Exercise aim
Tally the lines that hold the string "sede", and reply with the count alone.

┄┄┄┄┄┄

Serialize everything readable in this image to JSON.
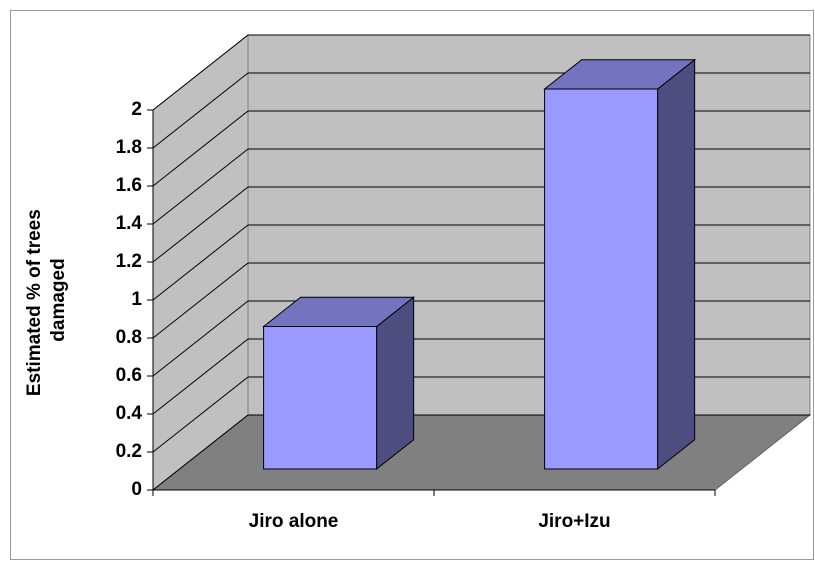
{
  "chart_data": {
    "type": "bar3d",
    "ylabel": [
      "Estimated % of trees",
      "damaged"
    ],
    "categories": [
      "Jiro alone",
      "Jiro+Izu"
    ],
    "values": [
      0.75,
      2.0
    ],
    "color": "#9999ff",
    "ylim": [
      0,
      2
    ],
    "yticks": [
      0,
      0.2,
      0.4,
      0.6,
      0.8,
      1,
      1.2,
      1.4,
      1.6,
      1.8,
      2
    ],
    "grid": true
  }
}
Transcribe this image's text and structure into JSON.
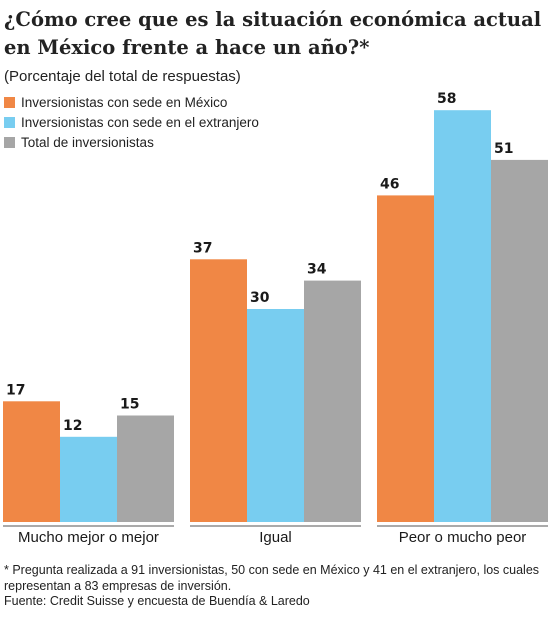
{
  "chart_data": {
    "type": "bar",
    "title": "¿Cómo cree que es la situación económica actual en México frente a hace un año?*",
    "subtitle": "(Porcentaje del total de respuestas)",
    "categories": [
      "Mucho mejor o mejor",
      "Igual",
      "Peor o mucho peor"
    ],
    "series": [
      {
        "name": "Inversionistas con sede en México",
        "values": [
          17,
          37,
          46
        ],
        "color": "#f08745"
      },
      {
        "name": "Inversionistas con sede en el extranjero",
        "values": [
          12,
          30,
          58
        ],
        "color": "#78cdf0"
      },
      {
        "name": "Total de inversionistas",
        "values": [
          15,
          34,
          51
        ],
        "color": "#a6a6a6"
      }
    ],
    "ylim": [
      0,
      60
    ],
    "grid": false,
    "legend_position": "top-left",
    "data_labels": true,
    "footnote": "* Pregunta realizada a 91 inversionistas, 50 con sede en México y 41 en el extranjero, los cuales representan a 83 empresas de inversión.",
    "source": "Fuente: Credit Suisse y encuesta de Buendía & Laredo"
  }
}
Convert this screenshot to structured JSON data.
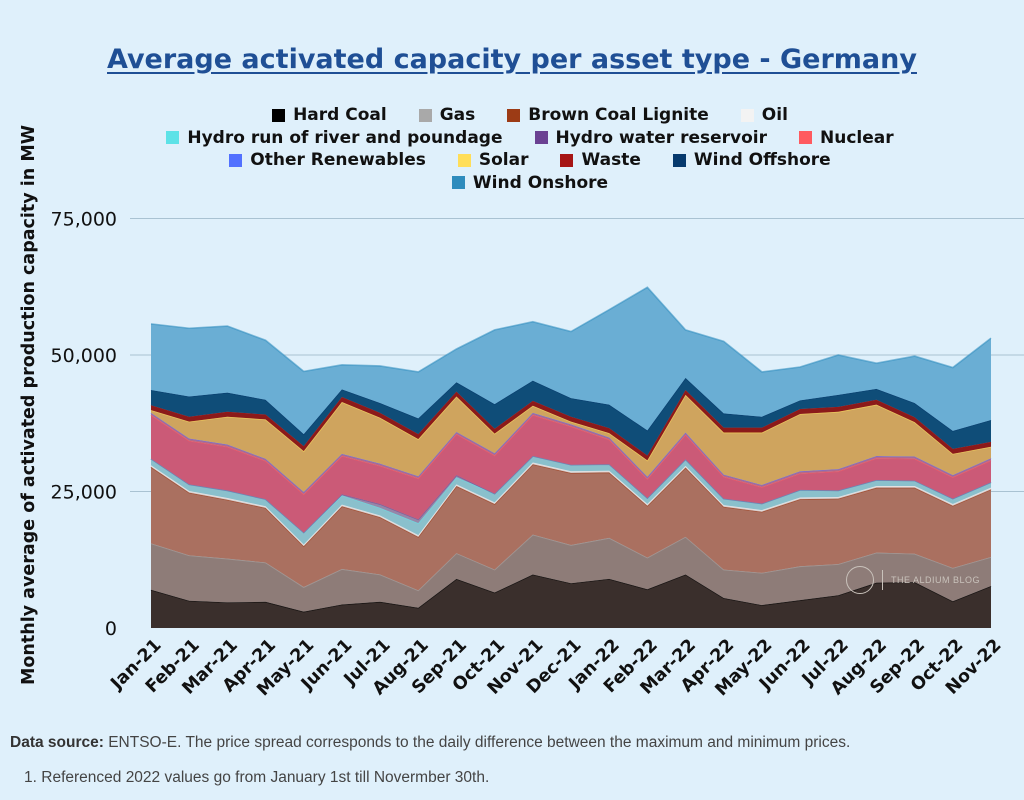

┄┄┄┄┄┄

Answer to this exercise
3